Some lines in the records below may hold the word "입시에서"; give the number of those lines and nothing else.

--- Records about charts and figures ---
==*==

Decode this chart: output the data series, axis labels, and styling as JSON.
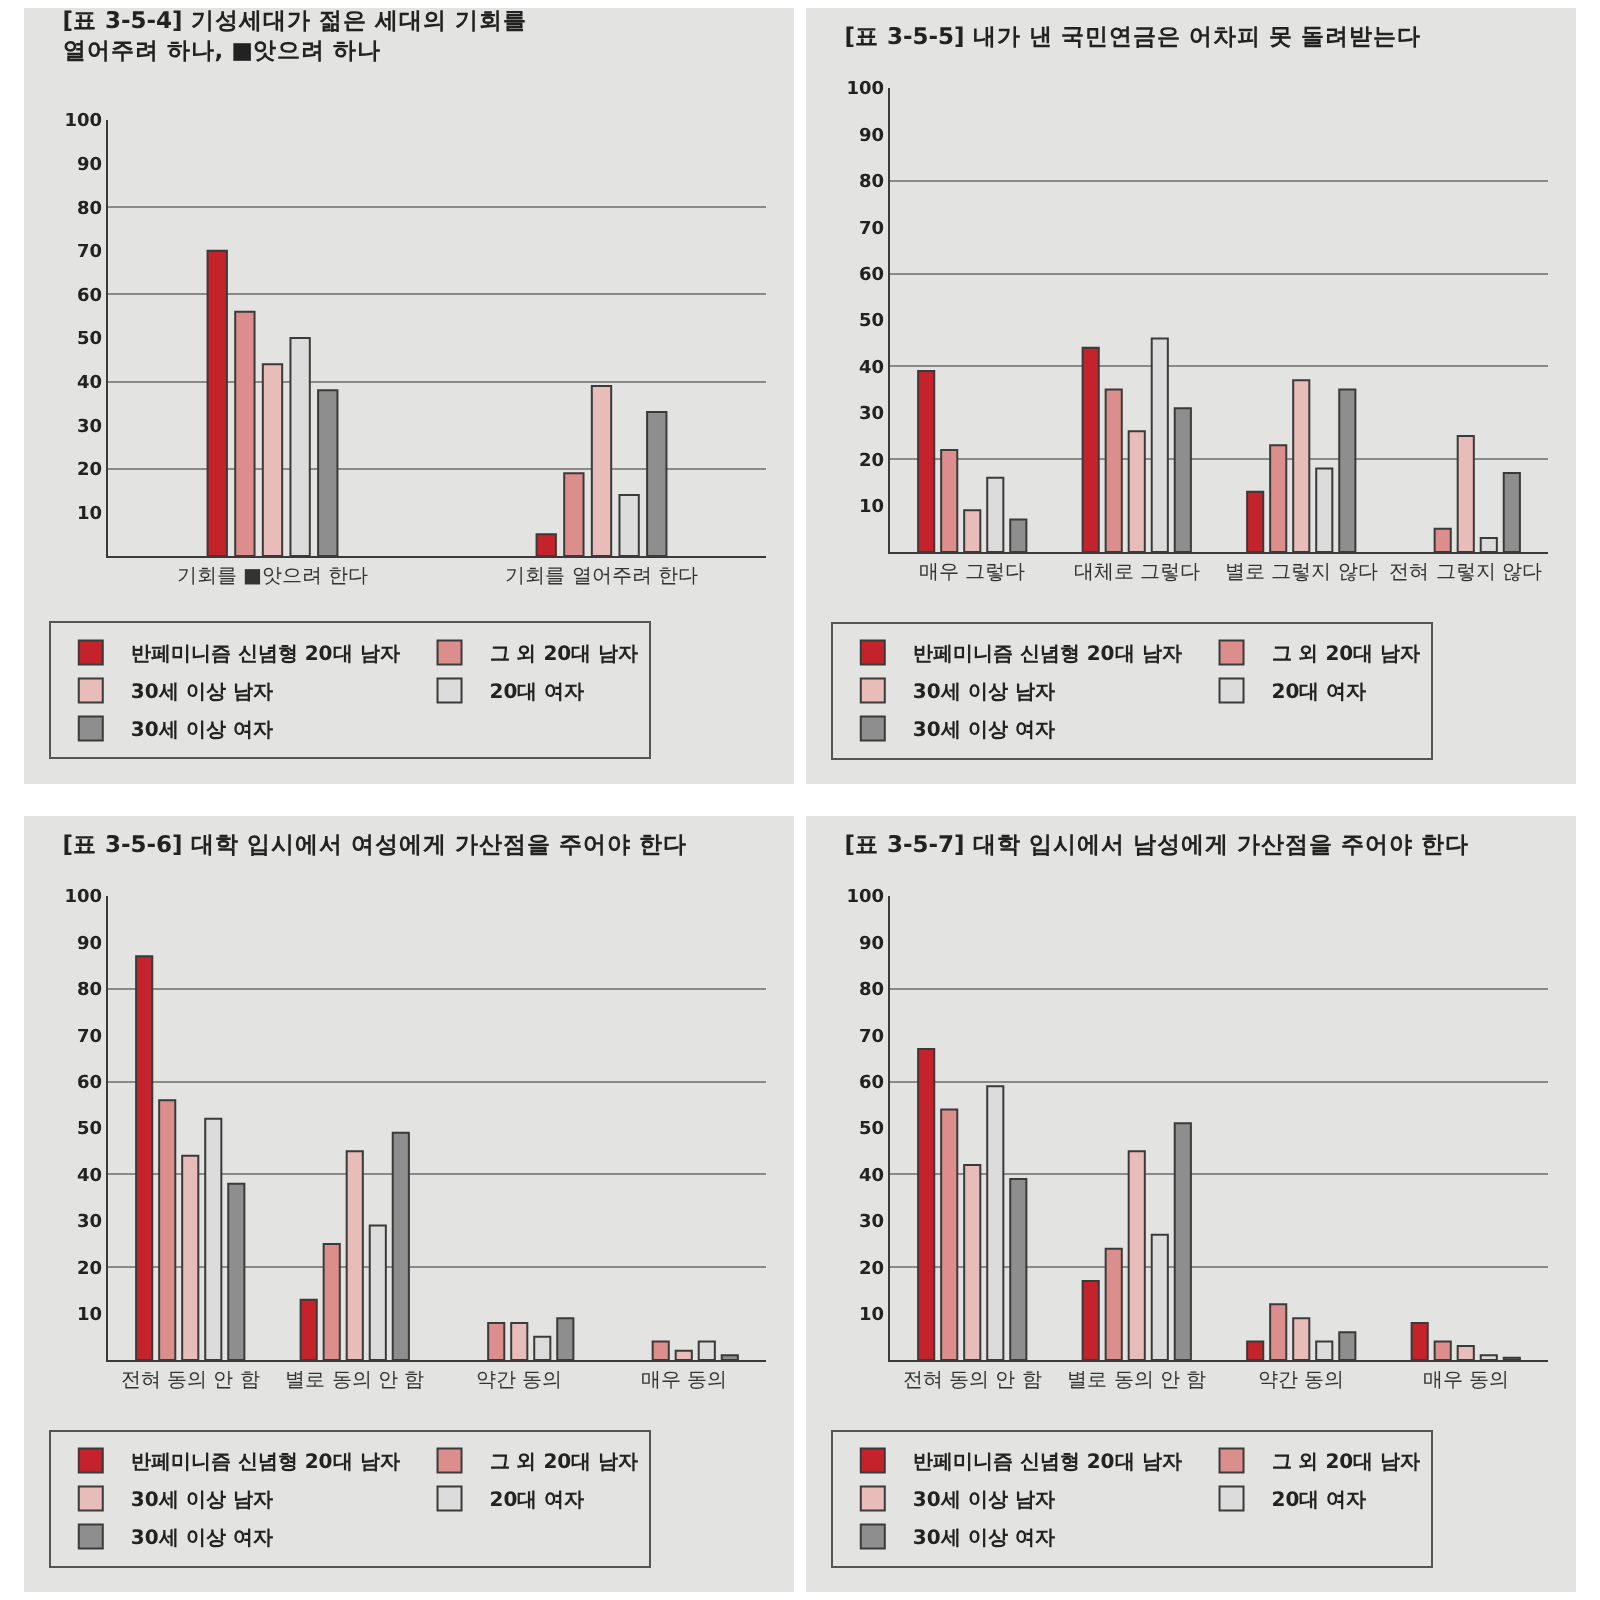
{
  "chart_data": [
    {
      "type": "bar",
      "title": "[표 3-5-4] 기성세대가 젊은 세대의 기회를\n열어주려 하나, ■앗으려 하나",
      "categories": [
        "기회를 ■앗으려 한다",
        "기회를 열어주려 한다"
      ],
      "series": [
        {
          "name": "반페미니즘 신념형 20대 남자",
          "color": "#c4232b",
          "values": [
            70,
            5
          ]
        },
        {
          "name": "그 외 20대 남자",
          "color": "#dc8e8c",
          "values": [
            56,
            19
          ]
        },
        {
          "name": "30세 이상 남자",
          "color": "#e8bcb9",
          "values": [
            44,
            39
          ]
        },
        {
          "name": "20대 여자",
          "color": "#dcdcdc",
          "values": [
            50,
            14
          ]
        },
        {
          "name": "30세 이상 여자",
          "color": "#8e8e8e",
          "values": [
            38,
            33
          ]
        }
      ],
      "ylim": [
        0,
        100
      ],
      "yticks": [
        10,
        20,
        30,
        40,
        50,
        60,
        70,
        80,
        90,
        100
      ],
      "grid": "y",
      "legend": "bottom"
    },
    {
      "type": "bar",
      "title": "[표 3-5-5] 내가 낸 국민연금은 어차피 못 돌려받는다",
      "categories": [
        "매우 그렇다",
        "대체로 그렇다",
        "별로 그렇지 않다",
        "전혀 그렇지 않다"
      ],
      "series": [
        {
          "name": "반페미니즘 신념형 20대 남자",
          "color": "#c4232b",
          "values": [
            39,
            44,
            13,
            null
          ]
        },
        {
          "name": "그 외 20대 남자",
          "color": "#dc8e8c",
          "values": [
            22,
            35,
            23,
            5
          ]
        },
        {
          "name": "30세 이상 남자",
          "color": "#e8bcb9",
          "values": [
            9,
            26,
            37,
            25
          ]
        },
        {
          "name": "20대 여자",
          "color": "#dcdcdc",
          "values": [
            16,
            46,
            18,
            3
          ]
        },
        {
          "name": "30세 이상 여자",
          "color": "#8e8e8e",
          "values": [
            7,
            31,
            35,
            17
          ]
        }
      ],
      "ylim": [
        0,
        100
      ],
      "yticks": [
        10,
        20,
        30,
        40,
        50,
        60,
        70,
        80,
        90,
        100
      ],
      "grid": "y",
      "legend": "bottom"
    },
    {
      "type": "bar",
      "title": "[표 3-5-6] 대학 입시에서 여성에게 가산점을 주어야 한다",
      "categories": [
        "전혀 동의 안 함",
        "별로 동의 안 함",
        "약간 동의",
        "매우 동의"
      ],
      "series": [
        {
          "name": "반페미니즘 신념형 20대 남자",
          "color": "#c4232b",
          "values": [
            87,
            13,
            null,
            null
          ]
        },
        {
          "name": "그 외 20대 남자",
          "color": "#dc8e8c",
          "values": [
            56,
            25,
            8,
            4
          ]
        },
        {
          "name": "30세 이상 남자",
          "color": "#e8bcb9",
          "values": [
            44,
            45,
            8,
            2
          ]
        },
        {
          "name": "20대 여자",
          "color": "#dcdcdc",
          "values": [
            52,
            29,
            5,
            4
          ]
        },
        {
          "name": "30세 이상 여자",
          "color": "#8e8e8e",
          "values": [
            38,
            49,
            9,
            1
          ]
        }
      ],
      "ylim": [
        0,
        100
      ],
      "yticks": [
        10,
        20,
        30,
        40,
        50,
        60,
        70,
        80,
        90,
        100
      ],
      "grid": "y",
      "legend": "bottom"
    },
    {
      "type": "bar",
      "title": "[표 3-5-7] 대학 입시에서 남성에게 가산점을 주어야 한다",
      "categories": [
        "전혀 동의 안 함",
        "별로 동의 안 함",
        "약간 동의",
        "매우 동의"
      ],
      "series": [
        {
          "name": "반페미니즘 신념형 20대 남자",
          "color": "#c4232b",
          "values": [
            67,
            17,
            4,
            8
          ]
        },
        {
          "name": "그 외 20대 남자",
          "color": "#dc8e8c",
          "values": [
            54,
            24,
            12,
            4
          ]
        },
        {
          "name": "30세 이상 남자",
          "color": "#e8bcb9",
          "values": [
            42,
            45,
            9,
            3
          ]
        },
        {
          "name": "20대 여자",
          "color": "#dcdcdc",
          "values": [
            59,
            27,
            4,
            1
          ]
        },
        {
          "name": "30세 이상 여자",
          "color": "#8e8e8e",
          "values": [
            39,
            51,
            6,
            0.5
          ]
        }
      ],
      "ylim": [
        0,
        100
      ],
      "yticks": [
        10,
        20,
        30,
        40,
        50,
        60,
        70,
        80,
        90,
        100
      ],
      "grid": "y",
      "legend": "bottom"
    }
  ]
}
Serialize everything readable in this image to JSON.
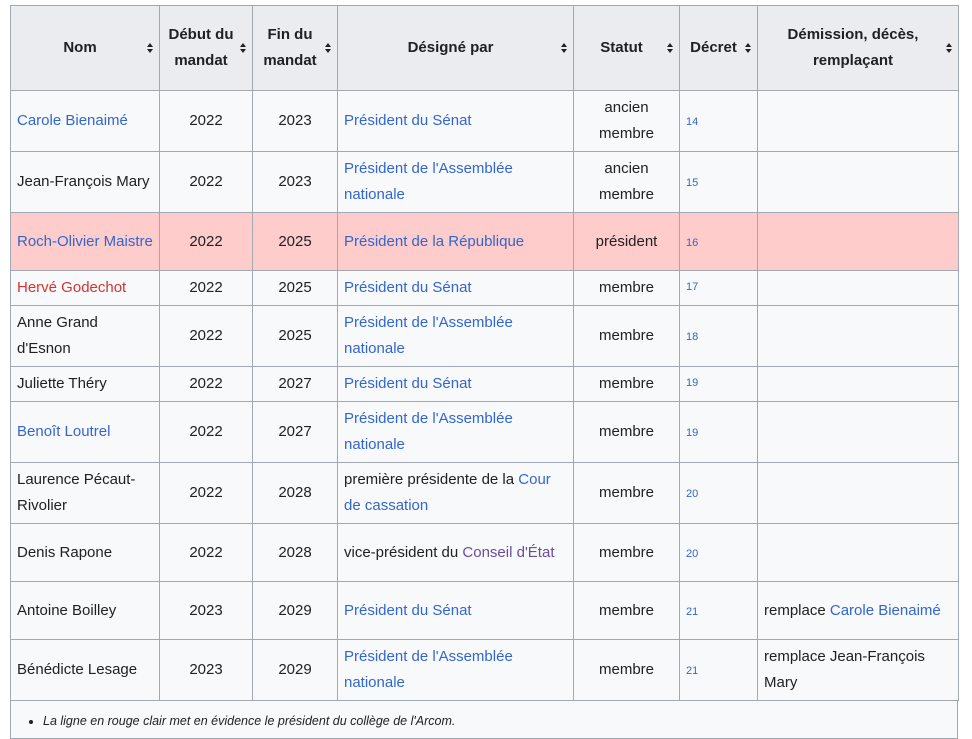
{
  "headers": {
    "nom": "Nom",
    "debut": "Début du mandat",
    "fin": "Fin du mandat",
    "designe": "Désigné par",
    "statut": "Statut",
    "decret": "Décret",
    "demission": "Démission, décès, remplaçant"
  },
  "rows": [
    {
      "name": "Carole Bienaimé",
      "start": "2022",
      "end": "2023",
      "appointer_prefix": "",
      "appointer": "Président du Sénat",
      "status": "ancien membre",
      "decree": "14",
      "replacement_prefix": "",
      "replacement": ""
    },
    {
      "name": "Jean-François Mary",
      "start": "2022",
      "end": "2023",
      "appointer_prefix": "",
      "appointer": "Président de l'Assemblée nationale",
      "status": "ancien membre",
      "decree": "15",
      "replacement_prefix": "",
      "replacement": ""
    },
    {
      "name": "Roch-Olivier Maistre",
      "start": "2022",
      "end": "2025",
      "appointer_prefix": "",
      "appointer": "Président de la République",
      "status": "président",
      "decree": "16",
      "replacement_prefix": "",
      "replacement": ""
    },
    {
      "name": "Hervé Godechot",
      "start": "2022",
      "end": "2025",
      "appointer_prefix": "",
      "appointer": "Président du Sénat",
      "status": "membre",
      "decree": "17",
      "replacement_prefix": "",
      "replacement": ""
    },
    {
      "name": "Anne Grand d'Esnon",
      "start": "2022",
      "end": "2025",
      "appointer_prefix": "",
      "appointer": "Président de l'Assemblée nationale",
      "status": "membre",
      "decree": "18",
      "replacement_prefix": "",
      "replacement": ""
    },
    {
      "name": "Juliette Théry",
      "start": "2022",
      "end": "2027",
      "appointer_prefix": "",
      "appointer": "Président du Sénat",
      "status": "membre",
      "decree": "19",
      "replacement_prefix": "",
      "replacement": ""
    },
    {
      "name": "Benoît Loutrel",
      "start": "2022",
      "end": "2027",
      "appointer_prefix": "",
      "appointer": "Président de l'Assemblée nationale",
      "status": "membre",
      "decree": "19",
      "replacement_prefix": "",
      "replacement": ""
    },
    {
      "name": "Laurence Pécaut-Rivolier",
      "start": "2022",
      "end": "2028",
      "appointer_prefix": "première présidente de la ",
      "appointer": "Cour de cassation",
      "status": "membre",
      "decree": "20",
      "replacement_prefix": "",
      "replacement": ""
    },
    {
      "name": "Denis Rapone",
      "start": "2022",
      "end": "2028",
      "appointer_prefix": "vice-président du ",
      "appointer": "Conseil d'État",
      "status": "membre",
      "decree": "20",
      "replacement_prefix": "",
      "replacement": ""
    },
    {
      "name": "Antoine Boilley",
      "start": "2023",
      "end": "2029",
      "appointer_prefix": "",
      "appointer": "Président du Sénat",
      "status": "membre",
      "decree": "21",
      "replacement_prefix": "remplace ",
      "replacement": "Carole Bienaimé"
    },
    {
      "name": "Bénédicte Lesage",
      "start": "2023",
      "end": "2029",
      "appointer_prefix": "",
      "appointer": "Président de l'Assemblée nationale",
      "status": "membre",
      "decree": "21",
      "replacement_prefix": "remplace Jean-François Mary",
      "replacement": ""
    }
  ],
  "footnote": "La ligne en rouge clair met en évidence le président du collège de l'Arcom.",
  "colors": {
    "link": "#3366cc",
    "redlink": "#d73333",
    "visited": "#6b4ba1",
    "highlight_row": "#ffcccc",
    "header_bg": "#eaecf0",
    "cell_bg": "#f8f9fa",
    "border": "#a2a9b1"
  },
  "icons": {
    "sort": "sort-arrows-icon"
  }
}
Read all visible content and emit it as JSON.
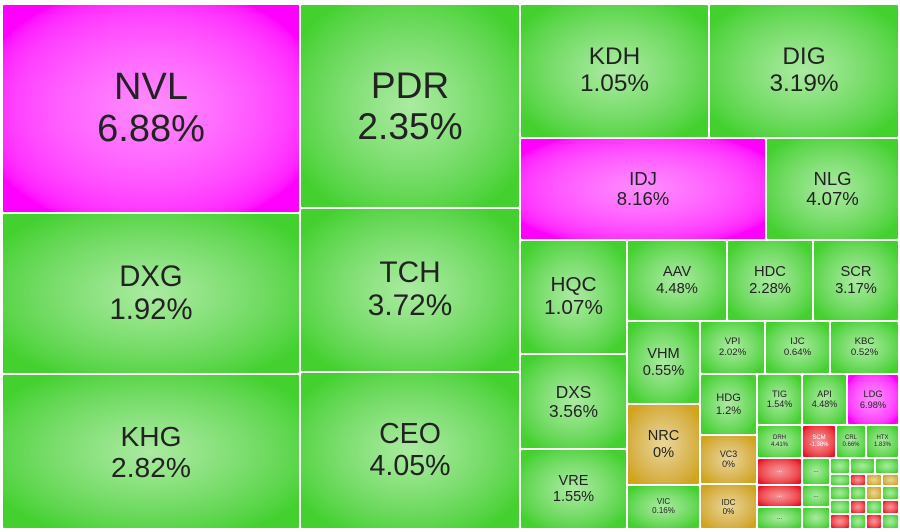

==*==

--- ANSWER BELOW ---
2